What the task requires: Without including the pictures, copy out every line below.

Entries:

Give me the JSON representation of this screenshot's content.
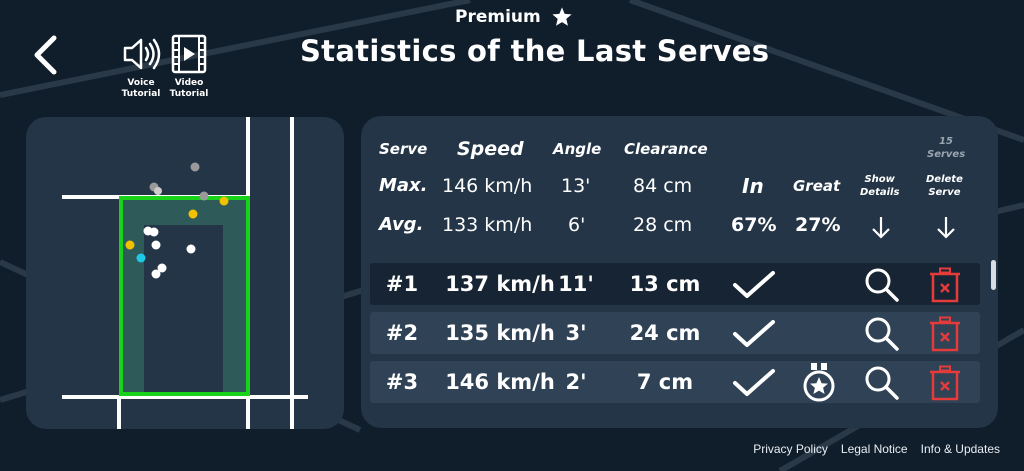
{
  "premium": {
    "label": "Premium",
    "icon": "star-icon"
  },
  "nav": {
    "back_icon": "back-chevron-icon"
  },
  "tutorials": [
    {
      "label_line1": "Voice",
      "label_line2": "Tutorial",
      "icon": "speaker-icon"
    },
    {
      "label_line1": "Video",
      "label_line2": "Tutorial",
      "icon": "film-play-icon"
    }
  ],
  "page_title": "Statistics of the Last Serves",
  "table": {
    "headers": {
      "serve": "Serve",
      "speed": "Speed",
      "angle": "Angle",
      "clearance": "Clearance",
      "serve_count": "15",
      "serves_label": "Serves",
      "in": "In",
      "great": "Great",
      "show_line1": "Show",
      "show_line2": "Details",
      "delete_line1": "Delete",
      "delete_line2": "Serve"
    },
    "max": {
      "label": "Max.",
      "speed": "146 km/h",
      "angle": "13'",
      "clearance": "84 cm"
    },
    "avg": {
      "label": "Avg.",
      "speed": "133 km/h",
      "angle": "6'",
      "clearance": "28 cm",
      "in_pct": "67%",
      "great_pct": "27%"
    },
    "rows": [
      {
        "num": "#1",
        "speed": "137 km/h",
        "angle": "11'",
        "clearance": "13 cm",
        "in": true,
        "great": false
      },
      {
        "num": "#2",
        "speed": "135 km/h",
        "angle": "3'",
        "clearance": "24 cm",
        "in": true,
        "great": false
      },
      {
        "num": "#3",
        "speed": "146 km/h",
        "angle": "2'",
        "clearance": "7 cm",
        "in": true,
        "great": true
      }
    ]
  },
  "court": {
    "colors": {
      "service_box": "#19d31a",
      "target_zone": "#2e5a5a",
      "lines": "#ffffff",
      "ball_in": "#ffffff",
      "ball_out": "#9a9a9a",
      "ball_great": "#f2c100",
      "ball_last": "#1ec8e6"
    }
  },
  "footer": {
    "privacy": "Privacy Policy",
    "legal": "Legal Notice",
    "info": "Info & Updates"
  },
  "colors": {
    "background": "#101d2a",
    "panel": "#233547",
    "row_dark": "#162433",
    "row_light": "#2f4256",
    "delete_red": "#e63b3b"
  }
}
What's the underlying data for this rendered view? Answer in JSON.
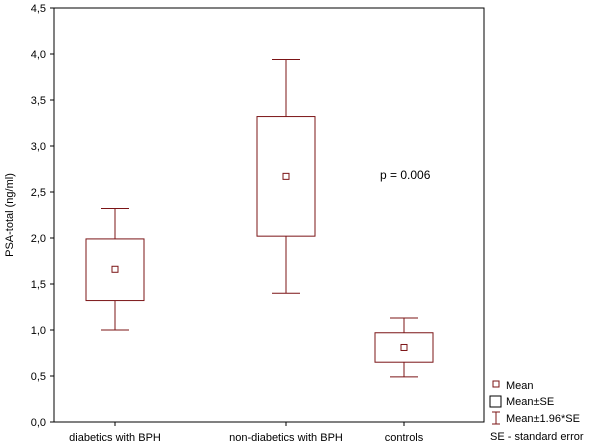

In response:
Give me the JSON representation of this screenshot's content.
{
  "premium": {
    "label": "Premium",
    "icon": "star-icon"
  },
  "nav": {
    "back_icon": "back-chevron-icon"
  },
  "tutorials": [
    {
      "label_line1": "Voice",
      "label_line2": "Tutorial",
      "icon": "speaker-icon"
    },
    {
      "label_line1": "Video",
      "label_line2": "Tutorial",
      "icon": "film-play-icon"
    }
  ],
  "page_title": "Statistics of the Last Serves",
  "table": {
    "headers": {
      "serve": "Serve",
      "speed": "Speed",
      "angle": "Angle",
      "clearance": "Clearance",
      "serve_count": "15",
      "serves_label": "Serves",
      "in": "In",
      "great": "Great",
      "show_line1": "Show",
      "show_line2": "Details",
      "delete_line1": "Delete",
      "delete_line2": "Serve"
    },
    "max": {
      "label": "Max.",
      "speed": "146 km/h",
      "angle": "13'",
      "clearance": "84 cm"
    },
    "avg": {
      "label": "Avg.",
      "speed": "133 km/h",
      "angle": "6'",
      "clearance": "28 cm",
      "in_pct": "67%",
      "great_pct": "27%"
    },
    "rows": [
      {
        "num": "#1",
        "speed": "137 km/h",
        "angle": "11'",
        "clearance": "13 cm",
        "in": true,
        "great": false
      },
      {
        "num": "#2",
        "speed": "135 km/h",
        "angle": "3'",
        "clearance": "24 cm",
        "in": true,
        "great": false
      },
      {
        "num": "#3",
        "speed": "146 km/h",
        "angle": "2'",
        "clearance": "7 cm",
        "in": true,
        "great": true
      }
    ]
  },
  "court": {
    "colors": {
      "service_box": "#19d31a",
      "target_zone": "#2e5a5a",
      "lines": "#ffffff",
      "ball_in": "#ffffff",
      "ball_out": "#9a9a9a",
      "ball_great": "#f2c100",
      "ball_last": "#1ec8e6"
    }
  },
  "footer": {
    "privacy": "Privacy Policy",
    "legal": "Legal Notice",
    "info": "Info & Updates"
  },
  "colors": {
    "background": "#101d2a",
    "panel": "#233547",
    "row_dark": "#162433",
    "row_light": "#2f4256",
    "delete_red": "#e63b3b"
  }
}
What's the underlying data for this rendered view? Answer in JSON.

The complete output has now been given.